Problem requirements >> Wherever the string "category" occurs in a line of these records, report that line.
◆ ◆ ◆ ◆ ◆ ◆ ◆
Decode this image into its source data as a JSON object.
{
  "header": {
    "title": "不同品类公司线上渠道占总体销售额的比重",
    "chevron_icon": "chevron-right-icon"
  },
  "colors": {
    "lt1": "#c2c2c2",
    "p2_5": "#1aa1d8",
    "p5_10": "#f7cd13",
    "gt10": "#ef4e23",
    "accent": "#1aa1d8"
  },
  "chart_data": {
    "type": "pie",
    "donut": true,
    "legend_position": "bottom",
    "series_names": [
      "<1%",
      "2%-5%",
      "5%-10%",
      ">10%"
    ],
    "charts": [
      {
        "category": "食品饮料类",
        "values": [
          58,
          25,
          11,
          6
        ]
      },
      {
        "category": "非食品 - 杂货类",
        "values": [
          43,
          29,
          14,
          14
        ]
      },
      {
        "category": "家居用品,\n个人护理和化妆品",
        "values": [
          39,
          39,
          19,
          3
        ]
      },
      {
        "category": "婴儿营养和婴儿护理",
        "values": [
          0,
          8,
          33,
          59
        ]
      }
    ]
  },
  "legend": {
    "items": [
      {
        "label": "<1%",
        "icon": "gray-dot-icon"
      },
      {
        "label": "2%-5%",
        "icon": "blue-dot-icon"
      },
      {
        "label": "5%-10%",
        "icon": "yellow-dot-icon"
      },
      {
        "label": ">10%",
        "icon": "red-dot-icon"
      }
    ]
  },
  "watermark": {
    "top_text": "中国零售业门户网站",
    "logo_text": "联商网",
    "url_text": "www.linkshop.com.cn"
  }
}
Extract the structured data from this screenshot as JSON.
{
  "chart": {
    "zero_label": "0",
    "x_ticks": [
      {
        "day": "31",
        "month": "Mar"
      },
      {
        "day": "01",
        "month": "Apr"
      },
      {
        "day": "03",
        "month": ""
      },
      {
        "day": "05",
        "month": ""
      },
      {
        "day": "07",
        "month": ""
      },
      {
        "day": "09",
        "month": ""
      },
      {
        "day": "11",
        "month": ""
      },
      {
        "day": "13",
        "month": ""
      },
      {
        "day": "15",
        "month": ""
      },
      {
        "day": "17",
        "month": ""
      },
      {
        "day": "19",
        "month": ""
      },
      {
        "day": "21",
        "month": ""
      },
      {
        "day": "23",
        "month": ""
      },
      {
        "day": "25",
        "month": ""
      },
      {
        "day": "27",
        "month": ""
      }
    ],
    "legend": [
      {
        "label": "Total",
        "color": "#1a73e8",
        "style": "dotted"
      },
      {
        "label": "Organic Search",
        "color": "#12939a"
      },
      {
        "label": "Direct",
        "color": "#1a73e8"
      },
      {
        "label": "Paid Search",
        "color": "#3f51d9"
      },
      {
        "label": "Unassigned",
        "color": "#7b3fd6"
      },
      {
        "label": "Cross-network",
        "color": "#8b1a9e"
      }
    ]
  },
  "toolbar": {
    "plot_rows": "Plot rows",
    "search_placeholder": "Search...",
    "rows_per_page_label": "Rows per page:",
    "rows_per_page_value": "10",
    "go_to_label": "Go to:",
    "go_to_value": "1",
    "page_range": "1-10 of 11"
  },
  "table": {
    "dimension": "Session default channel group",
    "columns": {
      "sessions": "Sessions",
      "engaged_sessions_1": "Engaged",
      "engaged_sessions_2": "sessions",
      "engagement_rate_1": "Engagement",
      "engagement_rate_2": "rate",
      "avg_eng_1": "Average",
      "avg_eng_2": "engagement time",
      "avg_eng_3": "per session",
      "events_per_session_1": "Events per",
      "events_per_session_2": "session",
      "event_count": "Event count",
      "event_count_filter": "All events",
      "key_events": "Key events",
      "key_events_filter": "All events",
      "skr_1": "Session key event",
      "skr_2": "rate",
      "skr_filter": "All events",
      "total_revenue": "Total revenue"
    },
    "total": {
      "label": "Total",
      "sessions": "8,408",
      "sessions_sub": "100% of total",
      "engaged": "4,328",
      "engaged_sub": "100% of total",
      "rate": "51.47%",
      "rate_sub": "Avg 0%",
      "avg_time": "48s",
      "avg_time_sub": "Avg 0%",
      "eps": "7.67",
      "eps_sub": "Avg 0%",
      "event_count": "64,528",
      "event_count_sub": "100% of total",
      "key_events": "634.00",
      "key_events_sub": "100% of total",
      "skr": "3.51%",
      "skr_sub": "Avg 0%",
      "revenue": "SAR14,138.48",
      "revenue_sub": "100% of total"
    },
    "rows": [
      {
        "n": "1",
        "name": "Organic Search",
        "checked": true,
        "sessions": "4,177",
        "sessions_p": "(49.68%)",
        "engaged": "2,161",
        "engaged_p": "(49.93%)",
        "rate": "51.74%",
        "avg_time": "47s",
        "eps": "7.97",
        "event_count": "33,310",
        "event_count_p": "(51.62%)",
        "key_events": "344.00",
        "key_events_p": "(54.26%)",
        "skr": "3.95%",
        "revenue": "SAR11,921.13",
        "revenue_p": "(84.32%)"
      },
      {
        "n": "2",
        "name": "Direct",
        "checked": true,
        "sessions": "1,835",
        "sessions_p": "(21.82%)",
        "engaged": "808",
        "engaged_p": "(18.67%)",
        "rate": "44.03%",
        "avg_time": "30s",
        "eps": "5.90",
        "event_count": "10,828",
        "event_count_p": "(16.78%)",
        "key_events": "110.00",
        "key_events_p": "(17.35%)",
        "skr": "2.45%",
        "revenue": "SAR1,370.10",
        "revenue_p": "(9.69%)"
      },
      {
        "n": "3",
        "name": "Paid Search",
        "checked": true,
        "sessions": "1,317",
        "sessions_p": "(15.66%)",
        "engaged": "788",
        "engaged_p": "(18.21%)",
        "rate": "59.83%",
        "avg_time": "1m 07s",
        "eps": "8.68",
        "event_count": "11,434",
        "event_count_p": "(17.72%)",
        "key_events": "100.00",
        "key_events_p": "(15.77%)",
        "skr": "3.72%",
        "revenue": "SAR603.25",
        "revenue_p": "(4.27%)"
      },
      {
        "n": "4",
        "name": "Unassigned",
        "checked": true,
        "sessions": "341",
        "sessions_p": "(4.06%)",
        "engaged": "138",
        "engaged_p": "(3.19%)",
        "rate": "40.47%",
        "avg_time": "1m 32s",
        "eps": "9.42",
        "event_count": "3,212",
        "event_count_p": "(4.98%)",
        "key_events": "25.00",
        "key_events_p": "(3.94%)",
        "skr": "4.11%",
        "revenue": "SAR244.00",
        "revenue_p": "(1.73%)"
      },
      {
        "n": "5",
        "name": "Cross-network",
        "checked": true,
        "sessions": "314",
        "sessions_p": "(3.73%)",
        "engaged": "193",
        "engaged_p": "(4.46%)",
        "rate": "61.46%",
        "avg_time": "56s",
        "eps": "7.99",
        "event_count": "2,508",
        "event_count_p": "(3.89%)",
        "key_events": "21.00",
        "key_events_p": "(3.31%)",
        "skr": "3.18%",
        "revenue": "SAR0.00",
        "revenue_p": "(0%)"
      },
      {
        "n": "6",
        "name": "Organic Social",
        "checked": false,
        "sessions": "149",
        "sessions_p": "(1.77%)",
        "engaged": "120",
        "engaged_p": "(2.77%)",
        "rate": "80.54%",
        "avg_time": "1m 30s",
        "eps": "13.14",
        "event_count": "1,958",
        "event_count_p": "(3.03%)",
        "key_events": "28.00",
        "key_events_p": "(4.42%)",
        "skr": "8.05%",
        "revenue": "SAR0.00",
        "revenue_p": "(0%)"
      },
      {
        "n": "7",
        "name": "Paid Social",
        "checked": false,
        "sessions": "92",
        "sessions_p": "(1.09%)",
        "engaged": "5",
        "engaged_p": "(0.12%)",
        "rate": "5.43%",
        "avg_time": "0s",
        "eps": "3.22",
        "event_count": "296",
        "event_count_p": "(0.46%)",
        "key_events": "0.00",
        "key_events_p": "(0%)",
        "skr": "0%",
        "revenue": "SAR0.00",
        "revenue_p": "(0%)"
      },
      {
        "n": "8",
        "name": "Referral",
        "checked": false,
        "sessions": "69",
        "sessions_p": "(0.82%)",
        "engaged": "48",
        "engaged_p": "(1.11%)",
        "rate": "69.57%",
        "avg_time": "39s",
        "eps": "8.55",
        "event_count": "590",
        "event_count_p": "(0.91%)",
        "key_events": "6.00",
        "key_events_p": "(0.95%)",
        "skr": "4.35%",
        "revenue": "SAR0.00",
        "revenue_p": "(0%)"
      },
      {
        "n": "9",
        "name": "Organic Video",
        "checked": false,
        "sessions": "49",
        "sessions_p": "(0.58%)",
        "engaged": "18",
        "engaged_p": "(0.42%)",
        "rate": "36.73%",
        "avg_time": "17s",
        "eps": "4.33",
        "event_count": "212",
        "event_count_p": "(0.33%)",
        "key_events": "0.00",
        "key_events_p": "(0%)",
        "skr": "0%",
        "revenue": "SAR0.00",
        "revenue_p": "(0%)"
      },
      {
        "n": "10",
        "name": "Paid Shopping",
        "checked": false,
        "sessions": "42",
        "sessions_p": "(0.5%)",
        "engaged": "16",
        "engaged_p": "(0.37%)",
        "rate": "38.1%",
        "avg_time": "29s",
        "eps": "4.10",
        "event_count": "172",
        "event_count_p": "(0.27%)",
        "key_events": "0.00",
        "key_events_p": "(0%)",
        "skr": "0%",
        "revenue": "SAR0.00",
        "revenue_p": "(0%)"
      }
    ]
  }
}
◆ ◆ ◆ ◆ ◆ ◆ ◆
Task output >>
        "category": "食品饮料类",
        "category": "非食品 - 杂货类",
        "category": "家居用品,\n个人护理和化妆品",
        "category": "婴儿营养和婴儿护理",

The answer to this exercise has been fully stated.